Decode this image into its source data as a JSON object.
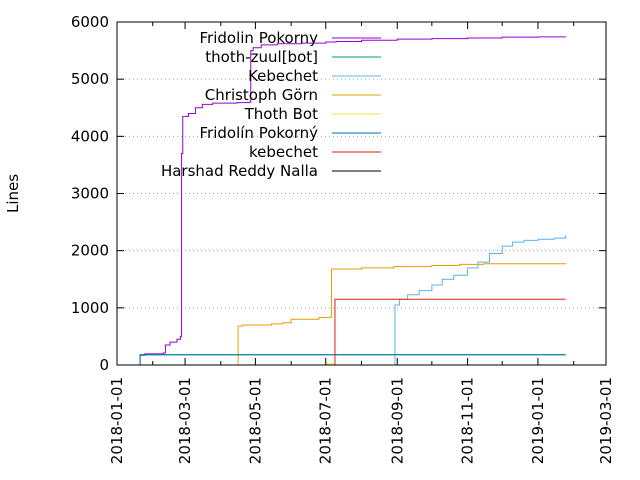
{
  "chart_data": {
    "type": "line",
    "title": "",
    "xlabel": "",
    "ylabel": "Lines",
    "xlim": [
      "2018-01-01",
      "2019-03-01"
    ],
    "ylim": [
      0,
      6000
    ],
    "x_ticks": [
      "2018-01-01",
      "2018-03-01",
      "2018-05-01",
      "2018-07-01",
      "2018-09-01",
      "2018-11-01",
      "2019-01-01",
      "2019-03-01"
    ],
    "y_ticks": [
      0,
      1000,
      2000,
      3000,
      4000,
      5000,
      6000
    ],
    "grid": true,
    "legend_position": "top-right",
    "series": [
      {
        "name": "Fridolin Pokorny",
        "color": "#9400d3",
        "step": true,
        "points": [
          [
            "2018-01-20",
            0
          ],
          [
            "2018-01-21",
            170
          ],
          [
            "2018-01-25",
            195
          ],
          [
            "2018-02-10",
            210
          ],
          [
            "2018-02-12",
            350
          ],
          [
            "2018-02-16",
            400
          ],
          [
            "2018-02-22",
            450
          ],
          [
            "2018-02-25",
            500
          ],
          [
            "2018-02-26",
            3700
          ],
          [
            "2018-02-27",
            4350
          ],
          [
            "2018-03-04",
            4400
          ],
          [
            "2018-03-10",
            4500
          ],
          [
            "2018-03-16",
            4560
          ],
          [
            "2018-03-25",
            4580
          ],
          [
            "2018-04-15",
            4590
          ],
          [
            "2018-04-26",
            4600
          ],
          [
            "2018-04-27",
            5500
          ],
          [
            "2018-04-29",
            5550
          ],
          [
            "2018-05-06",
            5600
          ],
          [
            "2018-05-20",
            5620
          ],
          [
            "2018-06-10",
            5630
          ],
          [
            "2018-07-01",
            5650
          ],
          [
            "2018-07-10",
            5660
          ],
          [
            "2018-08-01",
            5680
          ],
          [
            "2018-09-01",
            5700
          ],
          [
            "2018-10-01",
            5710
          ],
          [
            "2018-11-01",
            5720
          ],
          [
            "2018-12-01",
            5735
          ],
          [
            "2019-01-01",
            5740
          ],
          [
            "2019-01-25",
            5745
          ]
        ]
      },
      {
        "name": "thoth-zuul[bot]",
        "color": "#009e73",
        "step": true,
        "points": [
          [
            "2018-01-20",
            0
          ],
          [
            "2018-01-21",
            180
          ],
          [
            "2019-01-25",
            180
          ]
        ]
      },
      {
        "name": "Kebechet",
        "color": "#56b4e9",
        "step": true,
        "points": [
          [
            "2018-08-29",
            0
          ],
          [
            "2018-08-30",
            1050
          ],
          [
            "2018-09-03",
            1150
          ],
          [
            "2018-09-10",
            1230
          ],
          [
            "2018-09-20",
            1300
          ],
          [
            "2018-10-01",
            1400
          ],
          [
            "2018-10-10",
            1500
          ],
          [
            "2018-10-20",
            1570
          ],
          [
            "2018-11-01",
            1700
          ],
          [
            "2018-11-10",
            1800
          ],
          [
            "2018-11-20",
            1950
          ],
          [
            "2018-12-01",
            2080
          ],
          [
            "2018-12-10",
            2150
          ],
          [
            "2018-12-20",
            2180
          ],
          [
            "2019-01-01",
            2200
          ],
          [
            "2019-01-15",
            2220
          ],
          [
            "2019-01-25",
            2270
          ]
        ]
      },
      {
        "name": "Christoph Görn",
        "color": "#e69f00",
        "step": true,
        "points": [
          [
            "2018-04-15",
            0
          ],
          [
            "2018-04-16",
            680
          ],
          [
            "2018-04-20",
            700
          ],
          [
            "2018-05-15",
            720
          ],
          [
            "2018-05-25",
            740
          ],
          [
            "2018-06-01",
            800
          ],
          [
            "2018-06-25",
            830
          ],
          [
            "2018-07-05",
            840
          ],
          [
            "2018-07-06",
            1680
          ],
          [
            "2018-08-01",
            1700
          ],
          [
            "2018-08-29",
            1720
          ],
          [
            "2018-10-01",
            1740
          ],
          [
            "2018-10-25",
            1760
          ],
          [
            "2018-11-15",
            1770
          ],
          [
            "2019-01-25",
            1780
          ]
        ]
      },
      {
        "name": "Thoth Bot",
        "color": "#f0e442",
        "step": true,
        "points": [
          [
            "2018-06-25",
            0
          ],
          [
            "2018-07-02",
            20
          ],
          [
            "2018-07-07",
            40
          ]
        ]
      },
      {
        "name": "Fridolín Pokorný",
        "color": "#0072b2",
        "step": true,
        "points": [
          [
            "2018-01-20",
            0
          ],
          [
            "2018-01-21",
            180
          ],
          [
            "2019-01-25",
            180
          ]
        ]
      },
      {
        "name": "kebechet",
        "color": "#e51e10",
        "step": true,
        "points": [
          [
            "2018-07-05",
            0
          ],
          [
            "2018-07-09",
            1150
          ],
          [
            "2019-01-25",
            1150
          ]
        ]
      },
      {
        "name": "Harshad Reddy Nalla",
        "color": "#000000",
        "step": true,
        "points": [
          [
            "2018-01-19",
            0
          ],
          [
            "2018-01-21",
            0
          ]
        ]
      }
    ]
  }
}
--------
What the exercise asks:
Return all lines of the material above in which the word "name" occurs.

Finished answer:
        "name": "Fridolin Pokorny",
        "name": "thoth-zuul[bot]",
        "name": "Kebechet",
        "name": "Christoph Görn",
        "name": "Thoth Bot",
        "name": "Fridolín Pokorný",
        "name": "kebechet",
        "name": "Harshad Reddy Nalla",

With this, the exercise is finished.